Using the listing below, select the lines with the word "theme" and copy them.

Task input start

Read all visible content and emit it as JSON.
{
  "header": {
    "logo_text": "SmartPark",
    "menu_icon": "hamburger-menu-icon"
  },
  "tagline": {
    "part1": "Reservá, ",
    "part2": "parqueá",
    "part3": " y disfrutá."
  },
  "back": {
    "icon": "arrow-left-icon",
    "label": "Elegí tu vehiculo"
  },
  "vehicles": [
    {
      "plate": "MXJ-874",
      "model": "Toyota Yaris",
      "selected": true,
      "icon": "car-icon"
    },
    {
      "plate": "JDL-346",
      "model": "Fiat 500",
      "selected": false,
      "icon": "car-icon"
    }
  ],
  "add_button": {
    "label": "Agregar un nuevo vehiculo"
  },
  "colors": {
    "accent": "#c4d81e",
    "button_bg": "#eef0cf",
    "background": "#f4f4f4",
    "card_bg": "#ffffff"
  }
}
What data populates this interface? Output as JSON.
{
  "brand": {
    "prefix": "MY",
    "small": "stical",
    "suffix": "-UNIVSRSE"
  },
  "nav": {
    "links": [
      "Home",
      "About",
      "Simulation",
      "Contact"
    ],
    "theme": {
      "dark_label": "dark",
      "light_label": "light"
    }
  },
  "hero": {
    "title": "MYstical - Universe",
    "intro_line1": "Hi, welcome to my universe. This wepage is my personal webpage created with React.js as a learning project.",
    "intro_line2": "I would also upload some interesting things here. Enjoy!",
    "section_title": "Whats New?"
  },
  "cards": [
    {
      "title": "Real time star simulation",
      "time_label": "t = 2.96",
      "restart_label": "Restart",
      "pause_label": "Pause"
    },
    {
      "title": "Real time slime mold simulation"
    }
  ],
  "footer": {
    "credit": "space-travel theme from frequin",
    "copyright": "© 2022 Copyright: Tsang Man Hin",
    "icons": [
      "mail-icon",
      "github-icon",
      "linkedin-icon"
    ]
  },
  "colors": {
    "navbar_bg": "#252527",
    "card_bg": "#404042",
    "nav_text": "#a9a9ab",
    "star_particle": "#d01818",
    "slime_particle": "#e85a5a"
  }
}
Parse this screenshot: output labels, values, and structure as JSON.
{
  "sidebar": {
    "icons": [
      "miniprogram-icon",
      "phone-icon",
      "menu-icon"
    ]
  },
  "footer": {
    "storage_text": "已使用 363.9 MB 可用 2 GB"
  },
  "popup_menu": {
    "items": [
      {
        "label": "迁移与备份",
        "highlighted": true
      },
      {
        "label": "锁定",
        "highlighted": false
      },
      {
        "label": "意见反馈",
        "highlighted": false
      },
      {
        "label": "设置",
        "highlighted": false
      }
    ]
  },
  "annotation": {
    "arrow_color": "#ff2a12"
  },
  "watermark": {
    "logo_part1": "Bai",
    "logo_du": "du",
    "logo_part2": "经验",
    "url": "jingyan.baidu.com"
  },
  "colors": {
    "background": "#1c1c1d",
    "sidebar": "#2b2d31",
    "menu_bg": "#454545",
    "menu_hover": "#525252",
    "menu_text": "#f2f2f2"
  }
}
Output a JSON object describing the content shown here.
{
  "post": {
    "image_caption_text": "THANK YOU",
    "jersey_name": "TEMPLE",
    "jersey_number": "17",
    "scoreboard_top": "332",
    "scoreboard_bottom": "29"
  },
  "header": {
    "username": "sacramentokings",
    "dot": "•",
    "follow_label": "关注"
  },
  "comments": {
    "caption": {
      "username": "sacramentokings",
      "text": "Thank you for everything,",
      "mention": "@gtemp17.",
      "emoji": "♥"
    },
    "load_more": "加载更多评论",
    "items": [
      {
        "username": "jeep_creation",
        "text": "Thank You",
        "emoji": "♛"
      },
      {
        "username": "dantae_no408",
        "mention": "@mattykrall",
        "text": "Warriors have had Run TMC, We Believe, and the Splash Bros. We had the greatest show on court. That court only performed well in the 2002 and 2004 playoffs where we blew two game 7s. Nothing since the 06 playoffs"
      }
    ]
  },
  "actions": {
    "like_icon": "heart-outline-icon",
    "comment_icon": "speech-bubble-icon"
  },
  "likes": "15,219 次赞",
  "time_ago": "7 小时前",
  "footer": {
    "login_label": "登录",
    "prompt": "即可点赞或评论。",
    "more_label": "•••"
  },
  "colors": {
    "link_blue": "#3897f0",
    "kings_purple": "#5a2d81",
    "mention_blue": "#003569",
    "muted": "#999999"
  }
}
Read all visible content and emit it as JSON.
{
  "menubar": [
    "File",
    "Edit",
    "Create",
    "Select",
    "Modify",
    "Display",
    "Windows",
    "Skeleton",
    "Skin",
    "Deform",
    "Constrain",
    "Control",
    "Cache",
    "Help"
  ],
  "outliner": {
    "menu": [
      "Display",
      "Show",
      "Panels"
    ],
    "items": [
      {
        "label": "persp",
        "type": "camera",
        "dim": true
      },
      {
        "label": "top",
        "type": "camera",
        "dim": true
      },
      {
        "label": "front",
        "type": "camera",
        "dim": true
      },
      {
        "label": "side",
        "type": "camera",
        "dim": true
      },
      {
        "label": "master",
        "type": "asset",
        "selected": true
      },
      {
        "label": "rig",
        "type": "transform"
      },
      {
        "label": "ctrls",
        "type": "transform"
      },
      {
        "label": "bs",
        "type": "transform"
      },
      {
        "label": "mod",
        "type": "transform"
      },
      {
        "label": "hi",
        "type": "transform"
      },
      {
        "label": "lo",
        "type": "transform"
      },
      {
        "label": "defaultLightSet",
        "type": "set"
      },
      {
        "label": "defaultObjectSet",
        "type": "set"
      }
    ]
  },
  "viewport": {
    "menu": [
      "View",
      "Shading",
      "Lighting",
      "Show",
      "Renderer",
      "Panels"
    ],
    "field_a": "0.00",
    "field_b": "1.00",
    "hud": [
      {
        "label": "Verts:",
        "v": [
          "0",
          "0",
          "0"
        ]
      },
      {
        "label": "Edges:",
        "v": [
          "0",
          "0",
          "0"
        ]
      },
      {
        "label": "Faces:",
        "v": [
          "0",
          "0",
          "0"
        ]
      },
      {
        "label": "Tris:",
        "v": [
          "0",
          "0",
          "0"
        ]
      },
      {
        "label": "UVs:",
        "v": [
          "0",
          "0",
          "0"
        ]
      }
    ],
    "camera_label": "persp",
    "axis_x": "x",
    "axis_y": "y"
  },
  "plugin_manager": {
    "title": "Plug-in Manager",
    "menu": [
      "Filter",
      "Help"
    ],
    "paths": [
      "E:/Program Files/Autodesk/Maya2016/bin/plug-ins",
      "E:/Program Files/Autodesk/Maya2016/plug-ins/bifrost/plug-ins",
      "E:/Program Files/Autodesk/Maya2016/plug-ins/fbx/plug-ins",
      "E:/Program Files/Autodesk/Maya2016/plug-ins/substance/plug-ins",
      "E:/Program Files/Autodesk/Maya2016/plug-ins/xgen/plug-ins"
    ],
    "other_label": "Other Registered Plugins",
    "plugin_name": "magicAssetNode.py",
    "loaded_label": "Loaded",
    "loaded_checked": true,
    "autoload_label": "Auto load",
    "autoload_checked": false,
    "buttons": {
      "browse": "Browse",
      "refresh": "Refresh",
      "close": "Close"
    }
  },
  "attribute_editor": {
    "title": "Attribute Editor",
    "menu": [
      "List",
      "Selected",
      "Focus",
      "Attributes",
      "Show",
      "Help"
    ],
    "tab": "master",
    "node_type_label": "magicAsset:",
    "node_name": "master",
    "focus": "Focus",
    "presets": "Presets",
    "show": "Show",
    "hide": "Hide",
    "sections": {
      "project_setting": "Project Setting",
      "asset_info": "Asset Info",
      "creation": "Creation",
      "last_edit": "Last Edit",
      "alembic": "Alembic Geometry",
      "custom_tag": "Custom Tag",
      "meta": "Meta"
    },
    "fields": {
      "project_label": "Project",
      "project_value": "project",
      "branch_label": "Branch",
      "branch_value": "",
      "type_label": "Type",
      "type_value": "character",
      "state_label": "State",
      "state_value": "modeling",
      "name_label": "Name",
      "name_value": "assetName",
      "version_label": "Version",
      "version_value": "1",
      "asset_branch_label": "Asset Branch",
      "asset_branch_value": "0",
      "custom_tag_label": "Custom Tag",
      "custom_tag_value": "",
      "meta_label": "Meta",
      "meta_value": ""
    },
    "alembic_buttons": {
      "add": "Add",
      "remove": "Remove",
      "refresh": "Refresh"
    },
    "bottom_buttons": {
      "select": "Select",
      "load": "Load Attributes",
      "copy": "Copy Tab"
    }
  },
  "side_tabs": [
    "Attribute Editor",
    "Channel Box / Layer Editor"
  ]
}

Task input end

Answer to the exercise:
    "theme": {
    "credit": "space-travel theme from frequin",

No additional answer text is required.